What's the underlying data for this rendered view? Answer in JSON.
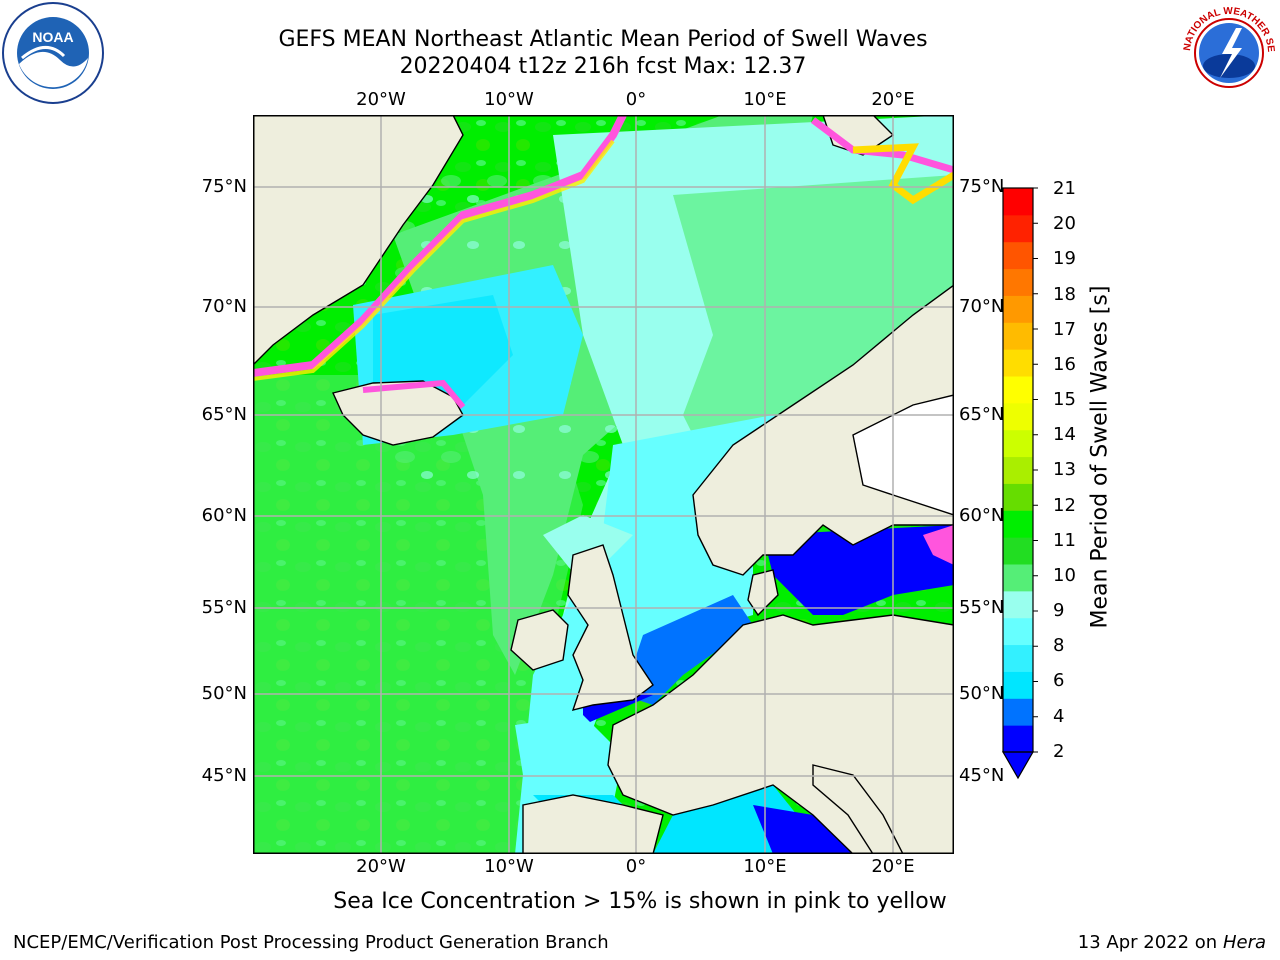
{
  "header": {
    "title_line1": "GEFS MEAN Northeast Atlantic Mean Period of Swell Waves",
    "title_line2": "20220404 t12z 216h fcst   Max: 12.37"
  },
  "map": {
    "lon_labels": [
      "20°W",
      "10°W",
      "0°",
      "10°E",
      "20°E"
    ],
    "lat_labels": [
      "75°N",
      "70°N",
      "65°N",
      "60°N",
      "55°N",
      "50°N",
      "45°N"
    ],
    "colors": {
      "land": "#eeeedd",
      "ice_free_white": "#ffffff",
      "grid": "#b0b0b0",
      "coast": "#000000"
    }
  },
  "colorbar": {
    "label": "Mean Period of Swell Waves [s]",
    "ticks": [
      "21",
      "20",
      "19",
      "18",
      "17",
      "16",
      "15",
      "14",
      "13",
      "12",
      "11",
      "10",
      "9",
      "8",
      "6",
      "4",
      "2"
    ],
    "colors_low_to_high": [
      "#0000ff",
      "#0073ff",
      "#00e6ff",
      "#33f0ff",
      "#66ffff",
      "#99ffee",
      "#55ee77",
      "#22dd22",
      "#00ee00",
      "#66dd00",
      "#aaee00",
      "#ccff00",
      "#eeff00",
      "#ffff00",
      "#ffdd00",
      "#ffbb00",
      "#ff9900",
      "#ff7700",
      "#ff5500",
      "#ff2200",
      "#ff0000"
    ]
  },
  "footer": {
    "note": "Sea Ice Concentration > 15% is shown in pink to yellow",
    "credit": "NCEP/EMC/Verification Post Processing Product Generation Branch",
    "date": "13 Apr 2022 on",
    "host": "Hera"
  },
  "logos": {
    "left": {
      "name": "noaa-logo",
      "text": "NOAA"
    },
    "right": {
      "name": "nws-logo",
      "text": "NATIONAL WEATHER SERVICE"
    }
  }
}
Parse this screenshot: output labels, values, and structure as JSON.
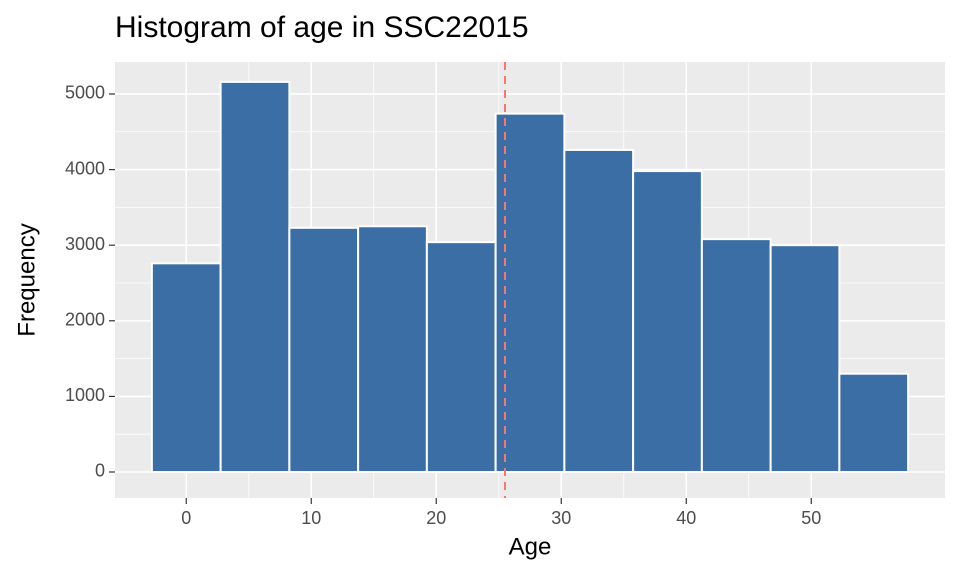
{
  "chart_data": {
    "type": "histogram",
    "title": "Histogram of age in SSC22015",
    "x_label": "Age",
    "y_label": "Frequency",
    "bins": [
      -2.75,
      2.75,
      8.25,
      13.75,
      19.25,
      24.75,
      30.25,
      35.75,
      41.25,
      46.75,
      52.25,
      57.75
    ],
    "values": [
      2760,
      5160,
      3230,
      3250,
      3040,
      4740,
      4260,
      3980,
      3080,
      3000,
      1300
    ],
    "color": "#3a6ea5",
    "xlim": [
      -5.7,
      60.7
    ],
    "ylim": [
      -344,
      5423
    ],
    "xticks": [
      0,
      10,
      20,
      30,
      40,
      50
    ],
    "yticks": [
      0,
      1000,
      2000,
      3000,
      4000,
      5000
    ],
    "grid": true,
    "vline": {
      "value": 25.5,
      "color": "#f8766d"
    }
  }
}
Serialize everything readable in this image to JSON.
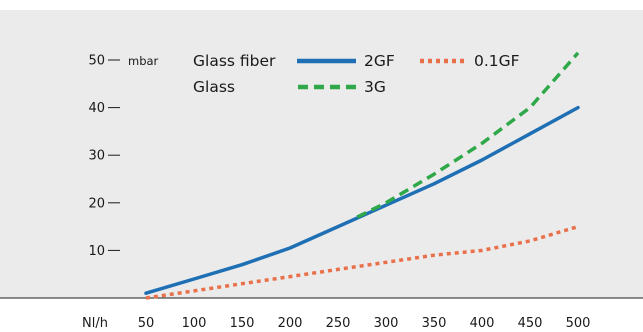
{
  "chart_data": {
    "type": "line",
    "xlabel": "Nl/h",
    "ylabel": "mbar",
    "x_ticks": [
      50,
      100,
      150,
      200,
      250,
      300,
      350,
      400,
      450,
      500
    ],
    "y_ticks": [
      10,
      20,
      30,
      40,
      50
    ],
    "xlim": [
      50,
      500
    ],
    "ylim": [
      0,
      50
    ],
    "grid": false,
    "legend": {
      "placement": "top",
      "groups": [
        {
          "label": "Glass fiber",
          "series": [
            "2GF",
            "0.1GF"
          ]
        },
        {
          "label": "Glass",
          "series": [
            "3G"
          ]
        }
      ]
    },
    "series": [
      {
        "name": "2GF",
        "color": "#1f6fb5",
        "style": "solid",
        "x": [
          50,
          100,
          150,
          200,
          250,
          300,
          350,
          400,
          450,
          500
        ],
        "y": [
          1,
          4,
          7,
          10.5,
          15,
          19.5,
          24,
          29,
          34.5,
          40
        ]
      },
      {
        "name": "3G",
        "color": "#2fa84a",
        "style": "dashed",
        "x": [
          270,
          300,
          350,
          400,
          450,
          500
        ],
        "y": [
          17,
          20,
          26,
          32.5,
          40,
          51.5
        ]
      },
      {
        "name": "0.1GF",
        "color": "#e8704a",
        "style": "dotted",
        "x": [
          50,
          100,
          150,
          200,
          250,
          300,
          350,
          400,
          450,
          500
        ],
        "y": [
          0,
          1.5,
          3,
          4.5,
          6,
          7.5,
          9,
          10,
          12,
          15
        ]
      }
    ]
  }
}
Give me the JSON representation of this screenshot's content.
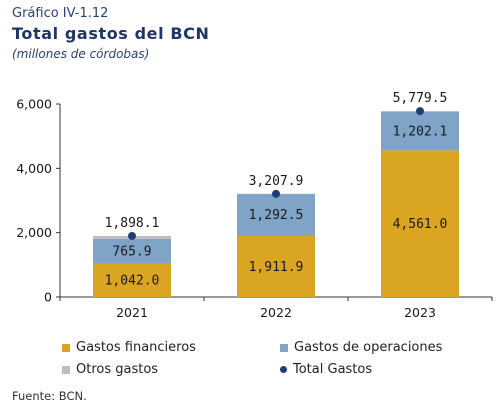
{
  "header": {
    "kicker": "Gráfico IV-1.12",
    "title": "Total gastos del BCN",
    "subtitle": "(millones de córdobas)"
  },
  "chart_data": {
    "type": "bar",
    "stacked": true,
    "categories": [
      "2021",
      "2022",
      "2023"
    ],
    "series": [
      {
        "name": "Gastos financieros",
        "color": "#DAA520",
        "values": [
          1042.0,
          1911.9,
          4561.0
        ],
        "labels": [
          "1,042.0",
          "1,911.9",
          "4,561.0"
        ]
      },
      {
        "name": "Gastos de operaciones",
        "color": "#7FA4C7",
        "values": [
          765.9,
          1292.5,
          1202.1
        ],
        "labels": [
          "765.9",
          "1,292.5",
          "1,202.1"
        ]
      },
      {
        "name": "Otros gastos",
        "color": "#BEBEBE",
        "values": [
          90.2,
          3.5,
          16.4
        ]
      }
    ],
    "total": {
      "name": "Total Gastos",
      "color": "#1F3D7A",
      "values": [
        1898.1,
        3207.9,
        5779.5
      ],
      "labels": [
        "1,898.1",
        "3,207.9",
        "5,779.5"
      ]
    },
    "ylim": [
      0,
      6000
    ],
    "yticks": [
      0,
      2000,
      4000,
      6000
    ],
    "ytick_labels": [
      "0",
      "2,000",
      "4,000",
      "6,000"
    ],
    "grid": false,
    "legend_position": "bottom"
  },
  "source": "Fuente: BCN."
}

______

◆ **Task to complete**
Every line above that contains the word "Period" should be reported.

◆ **Task solution**
    "title_line1": "GEFS MEAN Northeast Atlantic Mean Period of Swell Waves",
    "label": "Mean Period of Swell Waves [s]",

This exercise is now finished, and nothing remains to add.